▶ [GIVEN REQUEST]
Find every line in the records below that contains the word "title", and copy each such line.

▶ [DATA TO PROCESS]
################
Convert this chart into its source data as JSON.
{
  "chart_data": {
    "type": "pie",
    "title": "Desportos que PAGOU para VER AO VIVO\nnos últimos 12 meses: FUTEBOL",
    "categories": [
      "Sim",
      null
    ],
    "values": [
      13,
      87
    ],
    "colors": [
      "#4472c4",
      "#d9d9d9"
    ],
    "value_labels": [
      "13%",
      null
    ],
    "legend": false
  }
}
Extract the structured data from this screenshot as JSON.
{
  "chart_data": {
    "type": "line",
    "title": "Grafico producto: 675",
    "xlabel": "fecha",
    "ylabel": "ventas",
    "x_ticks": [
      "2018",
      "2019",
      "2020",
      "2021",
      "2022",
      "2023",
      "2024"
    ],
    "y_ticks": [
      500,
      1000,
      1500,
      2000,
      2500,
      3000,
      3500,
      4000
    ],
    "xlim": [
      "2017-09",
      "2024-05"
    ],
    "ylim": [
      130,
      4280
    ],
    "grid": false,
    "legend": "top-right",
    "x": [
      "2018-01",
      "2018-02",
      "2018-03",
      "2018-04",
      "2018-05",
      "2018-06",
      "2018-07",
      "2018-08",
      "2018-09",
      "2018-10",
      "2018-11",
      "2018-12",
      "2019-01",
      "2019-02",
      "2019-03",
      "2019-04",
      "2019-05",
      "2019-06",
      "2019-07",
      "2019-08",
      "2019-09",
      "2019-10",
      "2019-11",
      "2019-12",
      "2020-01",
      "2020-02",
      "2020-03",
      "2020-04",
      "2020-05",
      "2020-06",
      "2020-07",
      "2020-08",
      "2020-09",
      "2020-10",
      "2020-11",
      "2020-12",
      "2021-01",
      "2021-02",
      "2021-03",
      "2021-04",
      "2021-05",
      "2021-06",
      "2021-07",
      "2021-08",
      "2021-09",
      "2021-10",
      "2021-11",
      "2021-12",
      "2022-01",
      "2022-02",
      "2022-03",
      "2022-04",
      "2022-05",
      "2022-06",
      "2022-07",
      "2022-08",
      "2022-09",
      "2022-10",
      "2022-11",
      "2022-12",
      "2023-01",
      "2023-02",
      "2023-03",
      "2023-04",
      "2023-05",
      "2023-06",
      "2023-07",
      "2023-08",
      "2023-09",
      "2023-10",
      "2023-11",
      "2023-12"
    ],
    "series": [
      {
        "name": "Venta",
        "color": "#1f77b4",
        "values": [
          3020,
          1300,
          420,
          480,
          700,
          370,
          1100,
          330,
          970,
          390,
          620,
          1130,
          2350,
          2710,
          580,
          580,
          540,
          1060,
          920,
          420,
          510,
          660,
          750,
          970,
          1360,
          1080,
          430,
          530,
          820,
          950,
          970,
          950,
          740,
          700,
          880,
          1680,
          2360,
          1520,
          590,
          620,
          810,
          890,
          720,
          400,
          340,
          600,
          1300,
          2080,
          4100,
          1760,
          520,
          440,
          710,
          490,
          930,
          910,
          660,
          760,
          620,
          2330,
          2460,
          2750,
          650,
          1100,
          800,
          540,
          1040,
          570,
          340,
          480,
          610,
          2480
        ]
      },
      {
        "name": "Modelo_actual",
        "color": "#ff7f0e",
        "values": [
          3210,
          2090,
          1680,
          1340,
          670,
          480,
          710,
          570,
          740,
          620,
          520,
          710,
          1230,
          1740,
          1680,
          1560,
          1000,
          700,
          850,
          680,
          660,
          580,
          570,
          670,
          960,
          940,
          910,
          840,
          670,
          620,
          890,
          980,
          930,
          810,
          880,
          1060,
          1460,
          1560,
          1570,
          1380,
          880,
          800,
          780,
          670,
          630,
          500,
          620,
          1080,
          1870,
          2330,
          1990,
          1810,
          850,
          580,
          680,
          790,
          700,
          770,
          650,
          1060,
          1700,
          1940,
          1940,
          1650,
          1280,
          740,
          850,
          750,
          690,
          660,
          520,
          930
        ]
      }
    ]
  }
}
################
▶ [TASK SOLUTION]
    "title": "Desportos que PAGOU para VER AO VIVO\nnos últimos 12 meses: FUTEBOL",
    "title": "Grafico producto: 675",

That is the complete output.